EXTRACT PROVIDED:
The Signalman

One of my favourite ghost stories is Charles Dickens’ The Signalman, so when I saw that there would be a promenade performance of an adaptation of this piece at Harrow Arts Centre, I booked straight away. Written by Martin Malcolm and performed by Endpaper Theatre, it began with a silent sweeper (Rich Keeble) beckoning us across the dark grounds of the arts centre into the studio building, where we met the signalman of the title (Andrew McDonald).

The show cleverly intertwined Dickens’ story with the real-life train crash in which the author and his mistress Ellen Ternan were caught up. We spent some time in a room full of newspaper cuttings and other information about the accident, which caused several deaths. Dickens, who rushed to assist the victims, was profoundly affected by the experience.

So was the signalman in this version of the story: the accident was the first occasion in which he witnessed the ghostly presence of the figure by the tunnel. The audience by this time was seated at the production’s final stop, watching as he regaled the still-silent sweeper with the tale. This part of the play was enjoyable, but not as spooky or as impactful as it might have been.

STATED GOAL 1: In the review of The Signalman, which company performed the adaptation?

MATERIAL:

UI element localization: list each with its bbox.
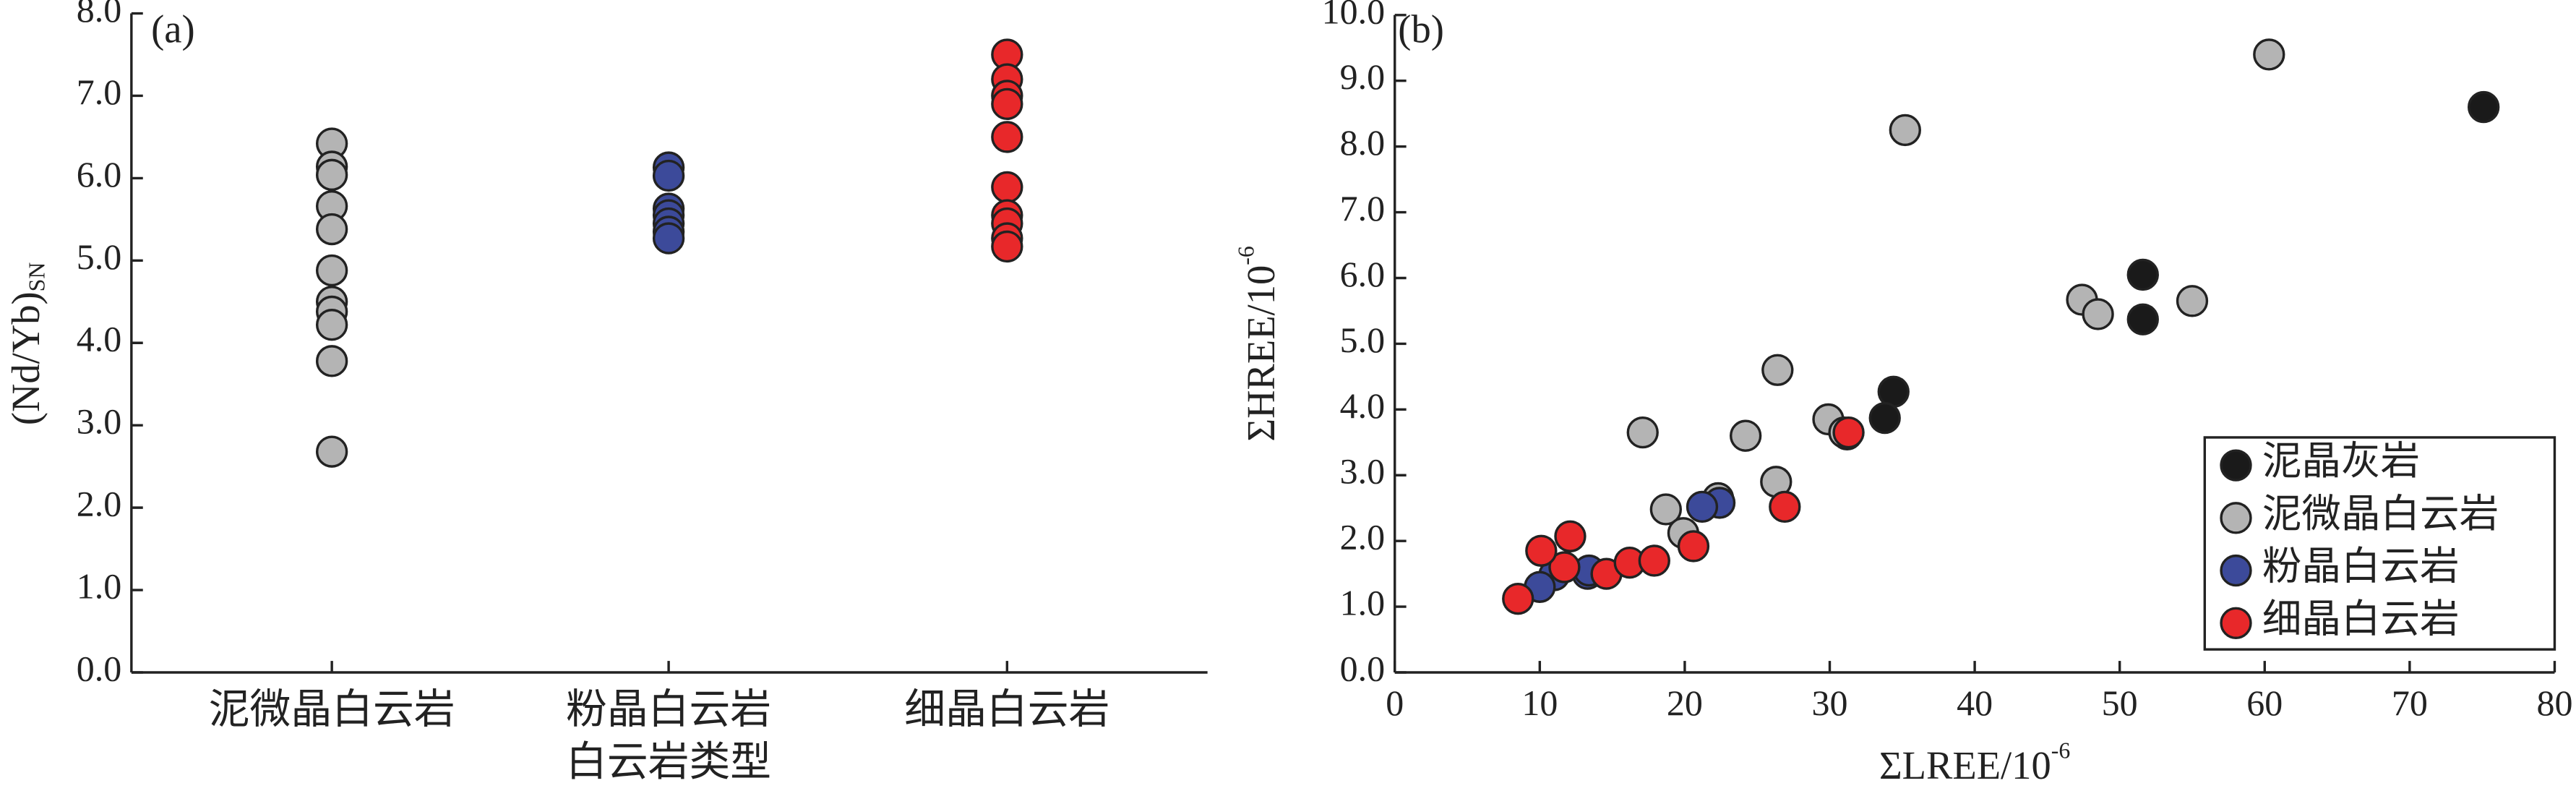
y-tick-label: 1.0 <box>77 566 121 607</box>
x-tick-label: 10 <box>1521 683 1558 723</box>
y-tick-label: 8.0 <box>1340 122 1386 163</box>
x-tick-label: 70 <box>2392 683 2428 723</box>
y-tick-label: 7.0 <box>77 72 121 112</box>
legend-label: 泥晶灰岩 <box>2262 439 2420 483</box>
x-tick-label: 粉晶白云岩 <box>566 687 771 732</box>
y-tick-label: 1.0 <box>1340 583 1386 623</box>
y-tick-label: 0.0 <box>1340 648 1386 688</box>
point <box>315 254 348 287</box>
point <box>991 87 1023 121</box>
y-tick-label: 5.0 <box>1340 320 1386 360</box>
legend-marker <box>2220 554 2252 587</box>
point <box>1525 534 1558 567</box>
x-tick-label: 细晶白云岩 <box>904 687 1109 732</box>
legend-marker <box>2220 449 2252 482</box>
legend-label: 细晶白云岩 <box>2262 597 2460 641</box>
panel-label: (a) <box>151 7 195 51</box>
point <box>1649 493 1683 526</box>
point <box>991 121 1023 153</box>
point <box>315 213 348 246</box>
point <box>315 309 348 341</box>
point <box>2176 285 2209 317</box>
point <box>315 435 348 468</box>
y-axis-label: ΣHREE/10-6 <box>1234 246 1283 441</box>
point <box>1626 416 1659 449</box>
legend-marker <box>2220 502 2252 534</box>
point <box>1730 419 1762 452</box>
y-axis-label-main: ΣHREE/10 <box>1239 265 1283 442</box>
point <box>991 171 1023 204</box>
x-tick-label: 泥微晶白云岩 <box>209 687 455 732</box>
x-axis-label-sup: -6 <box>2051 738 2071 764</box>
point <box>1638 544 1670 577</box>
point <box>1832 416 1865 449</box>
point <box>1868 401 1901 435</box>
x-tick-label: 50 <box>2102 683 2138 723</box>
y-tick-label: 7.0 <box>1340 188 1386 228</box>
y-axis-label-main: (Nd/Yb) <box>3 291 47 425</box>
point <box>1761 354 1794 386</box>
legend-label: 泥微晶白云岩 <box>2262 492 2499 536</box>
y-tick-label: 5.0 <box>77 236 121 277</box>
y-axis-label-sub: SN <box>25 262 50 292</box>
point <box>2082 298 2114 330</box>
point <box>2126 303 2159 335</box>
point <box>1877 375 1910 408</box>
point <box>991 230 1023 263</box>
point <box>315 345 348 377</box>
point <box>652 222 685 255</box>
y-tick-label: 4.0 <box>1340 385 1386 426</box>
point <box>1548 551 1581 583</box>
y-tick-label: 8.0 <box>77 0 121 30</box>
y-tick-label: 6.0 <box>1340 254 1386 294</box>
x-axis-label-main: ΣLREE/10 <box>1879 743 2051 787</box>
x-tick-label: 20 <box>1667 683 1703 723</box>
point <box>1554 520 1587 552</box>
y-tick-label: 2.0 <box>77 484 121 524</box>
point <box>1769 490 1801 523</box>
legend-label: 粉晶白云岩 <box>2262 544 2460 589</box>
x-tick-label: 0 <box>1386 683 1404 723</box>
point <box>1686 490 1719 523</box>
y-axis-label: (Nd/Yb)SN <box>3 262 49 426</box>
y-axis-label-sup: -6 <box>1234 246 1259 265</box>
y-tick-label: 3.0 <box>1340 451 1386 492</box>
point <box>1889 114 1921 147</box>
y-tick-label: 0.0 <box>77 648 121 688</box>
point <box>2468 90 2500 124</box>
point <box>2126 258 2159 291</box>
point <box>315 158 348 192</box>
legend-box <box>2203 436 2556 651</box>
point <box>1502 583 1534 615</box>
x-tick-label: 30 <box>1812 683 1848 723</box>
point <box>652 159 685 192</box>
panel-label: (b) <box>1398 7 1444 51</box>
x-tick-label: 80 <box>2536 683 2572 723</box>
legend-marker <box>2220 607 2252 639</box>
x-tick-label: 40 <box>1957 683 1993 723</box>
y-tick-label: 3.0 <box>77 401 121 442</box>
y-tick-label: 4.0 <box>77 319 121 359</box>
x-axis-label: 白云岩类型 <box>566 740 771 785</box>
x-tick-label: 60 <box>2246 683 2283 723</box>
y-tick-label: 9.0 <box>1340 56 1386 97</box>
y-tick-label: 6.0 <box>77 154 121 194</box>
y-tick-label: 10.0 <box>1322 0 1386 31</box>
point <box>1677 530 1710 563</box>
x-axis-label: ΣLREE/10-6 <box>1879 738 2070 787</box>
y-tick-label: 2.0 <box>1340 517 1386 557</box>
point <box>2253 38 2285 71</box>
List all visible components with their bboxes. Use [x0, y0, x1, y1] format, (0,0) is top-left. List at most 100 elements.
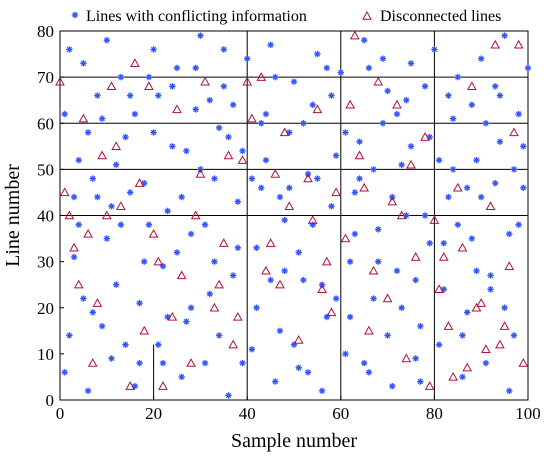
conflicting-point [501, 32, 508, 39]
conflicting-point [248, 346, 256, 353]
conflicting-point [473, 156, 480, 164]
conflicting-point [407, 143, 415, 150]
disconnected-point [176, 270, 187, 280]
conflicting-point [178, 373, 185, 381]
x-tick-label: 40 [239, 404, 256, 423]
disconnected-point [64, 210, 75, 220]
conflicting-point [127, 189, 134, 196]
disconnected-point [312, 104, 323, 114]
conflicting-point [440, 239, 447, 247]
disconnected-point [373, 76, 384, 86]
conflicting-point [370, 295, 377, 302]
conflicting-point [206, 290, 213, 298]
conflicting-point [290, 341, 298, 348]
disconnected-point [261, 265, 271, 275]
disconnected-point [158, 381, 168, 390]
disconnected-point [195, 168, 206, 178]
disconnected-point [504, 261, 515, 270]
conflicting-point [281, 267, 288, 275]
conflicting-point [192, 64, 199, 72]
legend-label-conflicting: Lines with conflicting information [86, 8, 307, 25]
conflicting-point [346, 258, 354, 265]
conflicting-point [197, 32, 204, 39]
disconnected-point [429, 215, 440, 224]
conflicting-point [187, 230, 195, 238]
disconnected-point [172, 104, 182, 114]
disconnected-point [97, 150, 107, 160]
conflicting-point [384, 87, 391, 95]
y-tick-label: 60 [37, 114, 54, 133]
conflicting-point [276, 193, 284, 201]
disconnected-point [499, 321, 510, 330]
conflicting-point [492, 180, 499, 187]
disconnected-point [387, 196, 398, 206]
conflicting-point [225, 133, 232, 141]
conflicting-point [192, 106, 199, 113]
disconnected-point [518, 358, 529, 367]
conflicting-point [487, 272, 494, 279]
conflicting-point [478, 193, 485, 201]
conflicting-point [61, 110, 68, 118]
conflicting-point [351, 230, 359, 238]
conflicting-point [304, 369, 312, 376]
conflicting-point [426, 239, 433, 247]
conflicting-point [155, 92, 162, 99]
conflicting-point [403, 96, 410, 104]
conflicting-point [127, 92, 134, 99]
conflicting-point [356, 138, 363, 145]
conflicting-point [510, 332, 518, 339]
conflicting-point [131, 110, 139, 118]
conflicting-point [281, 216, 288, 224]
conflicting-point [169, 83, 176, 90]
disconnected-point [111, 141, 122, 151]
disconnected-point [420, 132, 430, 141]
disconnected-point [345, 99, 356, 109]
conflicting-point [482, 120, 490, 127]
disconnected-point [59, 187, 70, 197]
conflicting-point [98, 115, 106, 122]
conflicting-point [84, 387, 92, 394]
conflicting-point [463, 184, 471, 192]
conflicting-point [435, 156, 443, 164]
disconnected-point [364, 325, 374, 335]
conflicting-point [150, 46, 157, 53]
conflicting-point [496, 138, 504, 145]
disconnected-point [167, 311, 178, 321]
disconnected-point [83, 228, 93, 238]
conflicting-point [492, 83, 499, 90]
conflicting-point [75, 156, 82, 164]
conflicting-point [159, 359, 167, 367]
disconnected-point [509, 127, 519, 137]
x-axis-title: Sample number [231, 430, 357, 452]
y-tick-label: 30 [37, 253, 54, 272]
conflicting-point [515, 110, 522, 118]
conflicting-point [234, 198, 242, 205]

STATED GOAL 2: In the entries, transcribe the stretch from the line containing "conflicting-point [501, 32, 508, 39]" through the line containing "x-tick-label: 40 [239, 404, 256, 423]", both included.

RESPONSE 1: Endpaper Theatre

RESPONSE 2:
conflicting-point [501, 32, 508, 39]
conflicting-point [248, 346, 256, 353]
conflicting-point [473, 156, 480, 164]
conflicting-point [407, 143, 415, 150]
disconnected-point [176, 270, 187, 280]
conflicting-point [178, 373, 185, 381]
x-tick-label: 40 [239, 404, 256, 423]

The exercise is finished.